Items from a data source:
──────────────────────────────

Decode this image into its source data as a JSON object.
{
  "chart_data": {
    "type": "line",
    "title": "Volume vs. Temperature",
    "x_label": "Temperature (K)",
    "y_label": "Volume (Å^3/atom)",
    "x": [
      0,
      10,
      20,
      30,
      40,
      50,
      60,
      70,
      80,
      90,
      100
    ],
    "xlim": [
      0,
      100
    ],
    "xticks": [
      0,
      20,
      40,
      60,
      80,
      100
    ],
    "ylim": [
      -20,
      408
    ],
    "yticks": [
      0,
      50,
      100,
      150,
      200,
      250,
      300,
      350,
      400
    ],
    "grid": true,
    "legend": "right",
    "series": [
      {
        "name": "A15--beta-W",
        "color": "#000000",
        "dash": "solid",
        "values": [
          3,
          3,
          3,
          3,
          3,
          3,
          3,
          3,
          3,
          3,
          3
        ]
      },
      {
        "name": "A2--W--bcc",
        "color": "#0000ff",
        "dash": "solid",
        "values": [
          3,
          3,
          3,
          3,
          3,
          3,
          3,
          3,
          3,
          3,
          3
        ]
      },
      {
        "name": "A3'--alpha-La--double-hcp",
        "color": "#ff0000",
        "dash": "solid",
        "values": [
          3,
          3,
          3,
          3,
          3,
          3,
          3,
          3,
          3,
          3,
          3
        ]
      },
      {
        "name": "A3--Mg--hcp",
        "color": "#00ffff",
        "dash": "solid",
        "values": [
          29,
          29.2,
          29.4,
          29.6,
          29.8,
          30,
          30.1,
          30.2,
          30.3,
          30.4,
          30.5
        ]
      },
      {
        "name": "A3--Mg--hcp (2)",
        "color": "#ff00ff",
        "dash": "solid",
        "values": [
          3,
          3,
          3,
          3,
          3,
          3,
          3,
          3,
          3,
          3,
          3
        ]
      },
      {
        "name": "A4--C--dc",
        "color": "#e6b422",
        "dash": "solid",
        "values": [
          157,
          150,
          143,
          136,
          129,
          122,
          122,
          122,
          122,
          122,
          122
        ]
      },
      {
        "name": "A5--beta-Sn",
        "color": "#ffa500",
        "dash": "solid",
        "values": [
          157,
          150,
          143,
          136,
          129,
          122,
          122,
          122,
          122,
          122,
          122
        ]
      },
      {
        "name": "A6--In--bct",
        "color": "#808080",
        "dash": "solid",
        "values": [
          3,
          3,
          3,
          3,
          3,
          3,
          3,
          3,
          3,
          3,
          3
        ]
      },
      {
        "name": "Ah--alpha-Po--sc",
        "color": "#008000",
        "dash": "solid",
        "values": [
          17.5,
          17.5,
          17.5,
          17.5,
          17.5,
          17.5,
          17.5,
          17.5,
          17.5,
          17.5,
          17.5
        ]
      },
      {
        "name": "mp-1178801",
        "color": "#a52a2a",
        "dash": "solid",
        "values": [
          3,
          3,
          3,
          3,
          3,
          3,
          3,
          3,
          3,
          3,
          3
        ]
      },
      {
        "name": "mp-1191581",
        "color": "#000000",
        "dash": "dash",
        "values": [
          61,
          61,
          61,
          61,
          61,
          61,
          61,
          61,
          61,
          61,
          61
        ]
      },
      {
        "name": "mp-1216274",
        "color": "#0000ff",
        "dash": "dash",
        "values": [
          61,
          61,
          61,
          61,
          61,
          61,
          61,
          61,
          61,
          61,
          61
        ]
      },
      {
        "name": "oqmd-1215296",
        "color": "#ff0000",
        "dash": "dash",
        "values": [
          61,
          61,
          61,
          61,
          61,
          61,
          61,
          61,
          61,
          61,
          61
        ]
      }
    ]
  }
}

──────────────────────────────

__Task to complete__: Reproduce every line above without error.

__Result__:
Decode this image into its source data as a JSON object.
{
  "chart_data": {
    "type": "line",
    "title": "Volume vs. Temperature",
    "x_label": "Temperature (K)",
    "y_label": "Volume (Å^3/atom)",
    "x": [
      0,
      10,
      20,
      30,
      40,
      50,
      60,
      70,
      80,
      90,
      100
    ],
    "xlim": [
      0,
      100
    ],
    "xticks": [
      0,
      20,
      40,
      60,
      80,
      100
    ],
    "ylim": [
      -20,
      408
    ],
    "yticks": [
      0,
      50,
      100,
      150,
      200,
      250,
      300,
      350,
      400
    ],
    "grid": true,
    "legend": "right",
    "series": [
      {
        "name": "A15--beta-W",
        "color": "#000000",
        "dash": "solid",
        "values": [
          3,
          3,
          3,
          3,
          3,
          3,
          3,
          3,
          3,
          3,
          3
        ]
      },
      {
        "name": "A2--W--bcc",
        "color": "#0000ff",
        "dash": "solid",
        "values": [
          3,
          3,
          3,
          3,
          3,
          3,
          3,
          3,
          3,
          3,
          3
        ]
      },
      {
        "name": "A3'--alpha-La--double-hcp",
        "color": "#ff0000",
        "dash": "solid",
        "values": [
          3,
          3,
          3,
          3,
          3,
          3,
          3,
          3,
          3,
          3,
          3
        ]
      },
      {
        "name": "A3--Mg--hcp",
        "color": "#00ffff",
        "dash": "solid",
        "values": [
          29,
          29.2,
          29.4,
          29.6,
          29.8,
          30,
          30.1,
          30.2,
          30.3,
          30.4,
          30.5
        ]
      },
      {
        "name": "A3--Mg--hcp (2)",
        "color": "#ff00ff",
        "dash": "solid",
        "values": [
          3,
          3,
          3,
          3,
          3,
          3,
          3,
          3,
          3,
          3,
          3
        ]
      },
      {
        "name": "A4--C--dc",
        "color": "#e6b422",
        "dash": "solid",
        "values": [
          157,
          150,
          143,
          136,
          129,
          122,
          122,
          122,
          122,
          122,
          122
        ]
      },
      {
        "name": "A5--beta-Sn",
        "color": "#ffa500",
        "dash": "solid",
        "values": [
          157,
          150,
          143,
          136,
          129,
          122,
          122,
          122,
          122,
          122,
          122
        ]
      },
      {
        "name": "A6--In--bct",
        "color": "#808080",
        "dash": "solid",
        "values": [
          3,
          3,
          3,
          3,
          3,
          3,
          3,
          3,
          3,
          3,
          3
        ]
      },
      {
        "name": "Ah--alpha-Po--sc",
        "color": "#008000",
        "dash": "solid",
        "values": [
          17.5,
          17.5,
          17.5,
          17.5,
          17.5,
          17.5,
          17.5,
          17.5,
          17.5,
          17.5,
          17.5
        ]
      },
      {
        "name": "mp-1178801",
        "color": "#a52a2a",
        "dash": "solid",
        "values": [
          3,
          3,
          3,
          3,
          3,
          3,
          3,
          3,
          3,
          3,
          3
        ]
      },
      {
        "name": "mp-1191581",
        "color": "#000000",
        "dash": "dash",
        "values": [
          61,
          61,
          61,
          61,
          61,
          61,
          61,
          61,
          61,
          61,
          61
        ]
      },
      {
        "name": "mp-1216274",
        "color": "#0000ff",
        "dash": "dash",
        "values": [
          61,
          61,
          61,
          61,
          61,
          61,
          61,
          61,
          61,
          61,
          61
        ]
      },
      {
        "name": "oqmd-1215296",
        "color": "#ff0000",
        "dash": "dash",
        "values": [
          61,
          61,
          61,
          61,
          61,
          61,
          61,
          61,
          61,
          61,
          61
        ]
      }
    ]
  }
}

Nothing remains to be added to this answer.